◆ MATERIAL TO PROCESS ◆
▼▼▼

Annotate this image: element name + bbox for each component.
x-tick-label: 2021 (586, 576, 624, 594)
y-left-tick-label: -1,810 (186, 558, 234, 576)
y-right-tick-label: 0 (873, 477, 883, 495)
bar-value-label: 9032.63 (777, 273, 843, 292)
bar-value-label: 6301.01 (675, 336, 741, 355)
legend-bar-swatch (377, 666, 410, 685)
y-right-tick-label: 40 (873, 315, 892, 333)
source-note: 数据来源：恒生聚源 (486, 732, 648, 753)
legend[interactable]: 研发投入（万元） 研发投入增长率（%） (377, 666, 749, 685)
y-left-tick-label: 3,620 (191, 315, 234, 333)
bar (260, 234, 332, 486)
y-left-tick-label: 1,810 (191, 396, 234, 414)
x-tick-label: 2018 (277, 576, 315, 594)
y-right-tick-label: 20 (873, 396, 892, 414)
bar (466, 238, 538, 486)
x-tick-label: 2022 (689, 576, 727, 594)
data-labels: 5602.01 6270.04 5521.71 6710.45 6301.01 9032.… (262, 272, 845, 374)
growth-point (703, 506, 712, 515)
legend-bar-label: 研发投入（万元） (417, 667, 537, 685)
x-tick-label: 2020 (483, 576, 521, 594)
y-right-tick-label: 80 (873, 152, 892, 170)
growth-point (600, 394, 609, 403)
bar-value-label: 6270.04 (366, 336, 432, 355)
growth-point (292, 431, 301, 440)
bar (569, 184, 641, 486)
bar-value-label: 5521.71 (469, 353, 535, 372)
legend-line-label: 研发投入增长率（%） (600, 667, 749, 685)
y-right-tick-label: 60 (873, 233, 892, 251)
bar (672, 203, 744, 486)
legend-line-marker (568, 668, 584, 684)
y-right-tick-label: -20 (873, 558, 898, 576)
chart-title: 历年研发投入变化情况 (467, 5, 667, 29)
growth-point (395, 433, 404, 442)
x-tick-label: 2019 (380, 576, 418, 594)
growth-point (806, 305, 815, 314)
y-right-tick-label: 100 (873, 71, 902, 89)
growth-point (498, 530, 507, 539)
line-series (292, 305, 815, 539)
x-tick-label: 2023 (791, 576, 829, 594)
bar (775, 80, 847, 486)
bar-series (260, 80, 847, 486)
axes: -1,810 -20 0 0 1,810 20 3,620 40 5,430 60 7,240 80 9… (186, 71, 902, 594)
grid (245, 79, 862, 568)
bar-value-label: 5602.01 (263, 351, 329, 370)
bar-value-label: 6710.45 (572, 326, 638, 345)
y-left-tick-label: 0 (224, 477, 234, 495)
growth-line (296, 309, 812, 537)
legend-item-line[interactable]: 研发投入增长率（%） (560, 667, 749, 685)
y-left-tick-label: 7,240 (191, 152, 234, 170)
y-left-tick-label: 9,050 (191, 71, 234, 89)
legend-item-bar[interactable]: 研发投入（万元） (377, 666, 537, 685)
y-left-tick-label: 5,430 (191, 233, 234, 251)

▲▲▲

Copy out every line of the records above without changing anything.

Annotate this image: element name + bbox for each component.
x-tick-label: 2021 (586, 576, 624, 594)
y-left-tick-label: -1,810 (186, 558, 234, 576)
y-right-tick-label: 0 (873, 477, 883, 495)
bar-value-label: 9032.63 (777, 273, 843, 292)
bar-value-label: 6301.01 (675, 336, 741, 355)
legend-bar-swatch (377, 666, 410, 685)
y-right-tick-label: 40 (873, 315, 892, 333)
source-note: 数据来源：恒生聚源 (486, 732, 648, 753)
legend[interactable]: 研发投入（万元） 研发投入增长率（%） (377, 666, 749, 685)
y-left-tick-label: 3,620 (191, 315, 234, 333)
bar (260, 234, 332, 486)
y-left-tick-label: 1,810 (191, 396, 234, 414)
x-tick-label: 2018 (277, 576, 315, 594)
y-right-tick-label: 20 (873, 396, 892, 414)
bar (466, 238, 538, 486)
x-tick-label: 2022 (689, 576, 727, 594)
data-labels: 5602.01 6270.04 5521.71 6710.45 6301.01 9032.… (262, 272, 845, 374)
growth-point (703, 506, 712, 515)
legend-bar-label: 研发投入（万元） (417, 667, 537, 685)
x-tick-label: 2020 (483, 576, 521, 594)
y-right-tick-label: 80 (873, 152, 892, 170)
growth-point (600, 394, 609, 403)
bar-value-label: 6270.04 (366, 336, 432, 355)
growth-point (292, 431, 301, 440)
bar (569, 184, 641, 486)
bar-value-label: 5521.71 (469, 353, 535, 372)
legend-line-label: 研发投入增长率（%） (600, 667, 749, 685)
y-right-tick-label: 60 (873, 233, 892, 251)
bar (672, 203, 744, 486)
legend-line-marker (568, 668, 584, 684)
y-right-tick-label: -20 (873, 558, 898, 576)
chart-title: 历年研发投入变化情况 (467, 5, 667, 29)
growth-point (395, 433, 404, 442)
x-tick-label: 2019 (380, 576, 418, 594)
growth-point (806, 305, 815, 314)
y-right-tick-label: 100 (873, 71, 902, 89)
growth-point (498, 530, 507, 539)
line-series (292, 305, 815, 539)
x-tick-label: 2023 (791, 576, 829, 594)
bar (775, 80, 847, 486)
bar-series (260, 80, 847, 486)
axes: -1,810 -20 0 0 1,810 20 3,620 40 5,430 60 7,240 80 9… (186, 71, 902, 594)
grid (245, 79, 862, 568)
bar-value-label: 5602.01 (263, 351, 329, 370)
bar-value-label: 6710.45 (572, 326, 638, 345)
y-left-tick-label: 0 (224, 477, 234, 495)
growth-line (296, 309, 812, 537)
legend-item-line[interactable]: 研发投入增长率（%） (560, 667, 749, 685)
y-left-tick-label: 7,240 (191, 152, 234, 170)
y-left-tick-label: 9,050 (191, 71, 234, 89)
legend-item-bar[interactable]: 研发投入（万元） (377, 666, 537, 685)
y-left-tick-label: 5,430 (191, 233, 234, 251)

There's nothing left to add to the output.